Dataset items

::::::

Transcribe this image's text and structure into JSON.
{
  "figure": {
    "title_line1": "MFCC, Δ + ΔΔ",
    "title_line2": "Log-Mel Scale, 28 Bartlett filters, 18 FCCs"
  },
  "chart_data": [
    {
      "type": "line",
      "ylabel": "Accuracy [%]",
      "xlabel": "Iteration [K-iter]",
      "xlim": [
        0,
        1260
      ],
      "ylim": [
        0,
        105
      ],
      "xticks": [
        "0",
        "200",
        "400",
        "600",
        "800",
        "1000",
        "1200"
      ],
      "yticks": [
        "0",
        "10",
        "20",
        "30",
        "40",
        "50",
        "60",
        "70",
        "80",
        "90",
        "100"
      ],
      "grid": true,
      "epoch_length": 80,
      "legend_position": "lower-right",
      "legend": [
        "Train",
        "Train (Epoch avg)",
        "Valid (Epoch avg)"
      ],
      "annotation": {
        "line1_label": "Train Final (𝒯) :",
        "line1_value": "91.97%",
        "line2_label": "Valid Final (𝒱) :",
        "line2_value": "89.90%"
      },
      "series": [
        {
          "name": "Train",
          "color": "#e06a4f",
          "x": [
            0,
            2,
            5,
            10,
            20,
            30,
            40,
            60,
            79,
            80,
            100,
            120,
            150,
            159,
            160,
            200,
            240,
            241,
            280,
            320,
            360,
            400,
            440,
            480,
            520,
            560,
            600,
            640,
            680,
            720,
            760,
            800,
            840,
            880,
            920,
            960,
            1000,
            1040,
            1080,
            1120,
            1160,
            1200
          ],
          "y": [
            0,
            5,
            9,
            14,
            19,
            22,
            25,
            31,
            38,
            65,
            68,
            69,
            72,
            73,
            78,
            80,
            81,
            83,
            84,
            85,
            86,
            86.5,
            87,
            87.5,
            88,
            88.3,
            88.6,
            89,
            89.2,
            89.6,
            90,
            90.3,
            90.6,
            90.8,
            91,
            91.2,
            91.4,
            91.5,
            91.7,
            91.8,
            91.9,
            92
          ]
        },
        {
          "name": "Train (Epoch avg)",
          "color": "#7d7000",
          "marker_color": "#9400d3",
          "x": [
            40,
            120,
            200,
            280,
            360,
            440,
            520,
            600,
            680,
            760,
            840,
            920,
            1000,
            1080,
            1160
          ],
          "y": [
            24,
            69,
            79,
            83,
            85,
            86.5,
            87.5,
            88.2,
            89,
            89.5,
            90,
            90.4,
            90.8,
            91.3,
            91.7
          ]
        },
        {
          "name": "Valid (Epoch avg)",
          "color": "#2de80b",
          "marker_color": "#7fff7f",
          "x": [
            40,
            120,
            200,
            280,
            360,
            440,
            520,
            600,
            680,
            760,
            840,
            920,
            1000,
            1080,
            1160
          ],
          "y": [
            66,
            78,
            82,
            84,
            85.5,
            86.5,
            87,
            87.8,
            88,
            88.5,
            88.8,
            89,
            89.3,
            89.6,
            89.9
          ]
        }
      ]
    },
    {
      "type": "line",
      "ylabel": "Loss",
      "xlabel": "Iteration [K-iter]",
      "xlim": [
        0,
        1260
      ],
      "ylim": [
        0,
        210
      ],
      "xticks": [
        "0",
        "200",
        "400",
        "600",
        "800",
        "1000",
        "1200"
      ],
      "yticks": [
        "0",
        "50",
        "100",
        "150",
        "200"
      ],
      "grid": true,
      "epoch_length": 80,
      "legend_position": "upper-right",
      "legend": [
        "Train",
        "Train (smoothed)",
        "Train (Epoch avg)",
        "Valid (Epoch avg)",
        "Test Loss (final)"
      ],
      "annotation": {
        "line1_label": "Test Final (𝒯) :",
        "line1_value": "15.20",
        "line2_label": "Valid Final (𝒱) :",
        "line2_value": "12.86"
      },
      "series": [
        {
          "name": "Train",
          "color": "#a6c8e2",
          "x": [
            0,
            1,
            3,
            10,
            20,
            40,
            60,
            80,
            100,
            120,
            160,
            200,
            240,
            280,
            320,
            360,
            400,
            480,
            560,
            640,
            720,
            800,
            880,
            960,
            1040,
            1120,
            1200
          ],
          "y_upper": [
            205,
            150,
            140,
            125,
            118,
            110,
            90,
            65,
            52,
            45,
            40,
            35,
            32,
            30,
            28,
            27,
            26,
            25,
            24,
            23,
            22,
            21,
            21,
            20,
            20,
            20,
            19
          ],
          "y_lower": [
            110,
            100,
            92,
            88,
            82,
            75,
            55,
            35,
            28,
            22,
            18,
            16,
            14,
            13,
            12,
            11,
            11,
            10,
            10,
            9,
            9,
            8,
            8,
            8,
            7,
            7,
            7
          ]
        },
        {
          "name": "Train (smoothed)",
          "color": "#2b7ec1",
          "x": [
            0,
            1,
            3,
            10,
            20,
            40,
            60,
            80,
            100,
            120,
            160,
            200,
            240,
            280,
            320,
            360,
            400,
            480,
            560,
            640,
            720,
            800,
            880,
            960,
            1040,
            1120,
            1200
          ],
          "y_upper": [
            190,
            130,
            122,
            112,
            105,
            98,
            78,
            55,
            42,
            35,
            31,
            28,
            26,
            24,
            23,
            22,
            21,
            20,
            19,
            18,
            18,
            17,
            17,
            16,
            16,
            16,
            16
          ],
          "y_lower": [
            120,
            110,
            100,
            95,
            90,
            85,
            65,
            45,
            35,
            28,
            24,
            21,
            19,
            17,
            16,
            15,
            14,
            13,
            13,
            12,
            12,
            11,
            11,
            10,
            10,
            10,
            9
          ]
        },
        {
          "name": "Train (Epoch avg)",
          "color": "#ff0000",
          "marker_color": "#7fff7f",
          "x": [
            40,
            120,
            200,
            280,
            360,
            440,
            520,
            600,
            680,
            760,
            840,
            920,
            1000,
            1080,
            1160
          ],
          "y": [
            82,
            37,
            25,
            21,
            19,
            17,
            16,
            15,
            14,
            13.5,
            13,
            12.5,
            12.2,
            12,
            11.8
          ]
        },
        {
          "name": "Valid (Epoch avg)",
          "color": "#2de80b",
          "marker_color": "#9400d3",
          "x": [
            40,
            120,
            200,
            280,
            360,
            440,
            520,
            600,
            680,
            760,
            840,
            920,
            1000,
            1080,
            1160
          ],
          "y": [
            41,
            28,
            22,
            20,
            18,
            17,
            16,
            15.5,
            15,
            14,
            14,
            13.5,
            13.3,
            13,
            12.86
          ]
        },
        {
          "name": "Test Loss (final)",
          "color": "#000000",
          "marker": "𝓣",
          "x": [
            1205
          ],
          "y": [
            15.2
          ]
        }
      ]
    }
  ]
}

::::::

◆ **EXERCISE OBJECTIVE**:
Your task is to repeat each line of the material exactly.

◆ **SOLVED PROBLEM**:
Transcribe this image's text and structure into JSON.
{
  "figure": {
    "title_line1": "MFCC, Δ + ΔΔ",
    "title_line2": "Log-Mel Scale, 28 Bartlett filters, 18 FCCs"
  },
  "chart_data": [
    {
      "type": "line",
      "ylabel": "Accuracy [%]",
      "xlabel": "Iteration [K-iter]",
      "xlim": [
        0,
        1260
      ],
      "ylim": [
        0,
        105
      ],
      "xticks": [
        "0",
        "200",
        "400",
        "600",
        "800",
        "1000",
        "1200"
      ],
      "yticks": [
        "0",
        "10",
        "20",
        "30",
        "40",
        "50",
        "60",
        "70",
        "80",
        "90",
        "100"
      ],
      "grid": true,
      "epoch_length": 80,
      "legend_position": "lower-right",
      "legend": [
        "Train",
        "Train (Epoch avg)",
        "Valid (Epoch avg)"
      ],
      "annotation": {
        "line1_label": "Train Final (𝒯) :",
        "line1_value": "91.97%",
        "line2_label": "Valid Final (𝒱) :",
        "line2_value": "89.90%"
      },
      "series": [
        {
          "name": "Train",
          "color": "#e06a4f",
          "x": [
            0,
            2,
            5,
            10,
            20,
            30,
            40,
            60,
            79,
            80,
            100,
            120,
            150,
            159,
            160,
            200,
            240,
            241,
            280,
            320,
            360,
            400,
            440,
            480,
            520,
            560,
            600,
            640,
            680,
            720,
            760,
            800,
            840,
            880,
            920,
            960,
            1000,
            1040,
            1080,
            1120,
            1160,
            1200
          ],
          "y": [
            0,
            5,
            9,
            14,
            19,
            22,
            25,
            31,
            38,
            65,
            68,
            69,
            72,
            73,
            78,
            80,
            81,
            83,
            84,
            85,
            86,
            86.5,
            87,
            87.5,
            88,
            88.3,
            88.6,
            89,
            89.2,
            89.6,
            90,
            90.3,
            90.6,
            90.8,
            91,
            91.2,
            91.4,
            91.5,
            91.7,
            91.8,
            91.9,
            92
          ]
        },
        {
          "name": "Train (Epoch avg)",
          "color": "#7d7000",
          "marker_color": "#9400d3",
          "x": [
            40,
            120,
            200,
            280,
            360,
            440,
            520,
            600,
            680,
            760,
            840,
            920,
            1000,
            1080,
            1160
          ],
          "y": [
            24,
            69,
            79,
            83,
            85,
            86.5,
            87.5,
            88.2,
            89,
            89.5,
            90,
            90.4,
            90.8,
            91.3,
            91.7
          ]
        },
        {
          "name": "Valid (Epoch avg)",
          "color": "#2de80b",
          "marker_color": "#7fff7f",
          "x": [
            40,
            120,
            200,
            280,
            360,
            440,
            520,
            600,
            680,
            760,
            840,
            920,
            1000,
            1080,
            1160
          ],
          "y": [
            66,
            78,
            82,
            84,
            85.5,
            86.5,
            87,
            87.8,
            88,
            88.5,
            88.8,
            89,
            89.3,
            89.6,
            89.9
          ]
        }
      ]
    },
    {
      "type": "line",
      "ylabel": "Loss",
      "xlabel": "Iteration [K-iter]",
      "xlim": [
        0,
        1260
      ],
      "ylim": [
        0,
        210
      ],
      "xticks": [
        "0",
        "200",
        "400",
        "600",
        "800",
        "1000",
        "1200"
      ],
      "yticks": [
        "0",
        "50",
        "100",
        "150",
        "200"
      ],
      "grid": true,
      "epoch_length": 80,
      "legend_position": "upper-right",
      "legend": [
        "Train",
        "Train (smoothed)",
        "Train (Epoch avg)",
        "Valid (Epoch avg)",
        "Test Loss (final)"
      ],
      "annotation": {
        "line1_label": "Test Final (𝒯) :",
        "line1_value": "15.20",
        "line2_label": "Valid Final (𝒱) :",
        "line2_value": "12.86"
      },
      "series": [
        {
          "name": "Train",
          "color": "#a6c8e2",
          "x": [
            0,
            1,
            3,
            10,
            20,
            40,
            60,
            80,
            100,
            120,
            160,
            200,
            240,
            280,
            320,
            360,
            400,
            480,
            560,
            640,
            720,
            800,
            880,
            960,
            1040,
            1120,
            1200
          ],
          "y_upper": [
            205,
            150,
            140,
            125,
            118,
            110,
            90,
            65,
            52,
            45,
            40,
            35,
            32,
            30,
            28,
            27,
            26,
            25,
            24,
            23,
            22,
            21,
            21,
            20,
            20,
            20,
            19
          ],
          "y_lower": [
            110,
            100,
            92,
            88,
            82,
            75,
            55,
            35,
            28,
            22,
            18,
            16,
            14,
            13,
            12,
            11,
            11,
            10,
            10,
            9,
            9,
            8,
            8,
            8,
            7,
            7,
            7
          ]
        },
        {
          "name": "Train (smoothed)",
          "color": "#2b7ec1",
          "x": [
            0,
            1,
            3,
            10,
            20,
            40,
            60,
            80,
            100,
            120,
            160,
            200,
            240,
            280,
            320,
            360,
            400,
            480,
            560,
            640,
            720,
            800,
            880,
            960,
            1040,
            1120,
            1200
          ],
          "y_upper": [
            190,
            130,
            122,
            112,
            105,
            98,
            78,
            55,
            42,
            35,
            31,
            28,
            26,
            24,
            23,
            22,
            21,
            20,
            19,
            18,
            18,
            17,
            17,
            16,
            16,
            16,
            16
          ],
          "y_lower": [
            120,
            110,
            100,
            95,
            90,
            85,
            65,
            45,
            35,
            28,
            24,
            21,
            19,
            17,
            16,
            15,
            14,
            13,
            13,
            12,
            12,
            11,
            11,
            10,
            10,
            10,
            9
          ]
        },
        {
          "name": "Train (Epoch avg)",
          "color": "#ff0000",
          "marker_color": "#7fff7f",
          "x": [
            40,
            120,
            200,
            280,
            360,
            440,
            520,
            600,
            680,
            760,
            840,
            920,
            1000,
            1080,
            1160
          ],
          "y": [
            82,
            37,
            25,
            21,
            19,
            17,
            16,
            15,
            14,
            13.5,
            13,
            12.5,
            12.2,
            12,
            11.8
          ]
        },
        {
          "name": "Valid (Epoch avg)",
          "color": "#2de80b",
          "marker_color": "#9400d3",
          "x": [
            40,
            120,
            200,
            280,
            360,
            440,
            520,
            600,
            680,
            760,
            840,
            920,
            1000,
            1080,
            1160
          ],
          "y": [
            41,
            28,
            22,
            20,
            18,
            17,
            16,
            15.5,
            15,
            14,
            14,
            13.5,
            13.3,
            13,
            12.86
          ]
        },
        {
          "name": "Test Loss (final)",
          "color": "#000000",
          "marker": "𝓣",
          "x": [
            1205
          ],
          "y": [
            15.2
          ]
        }
      ]
    }
  ]
}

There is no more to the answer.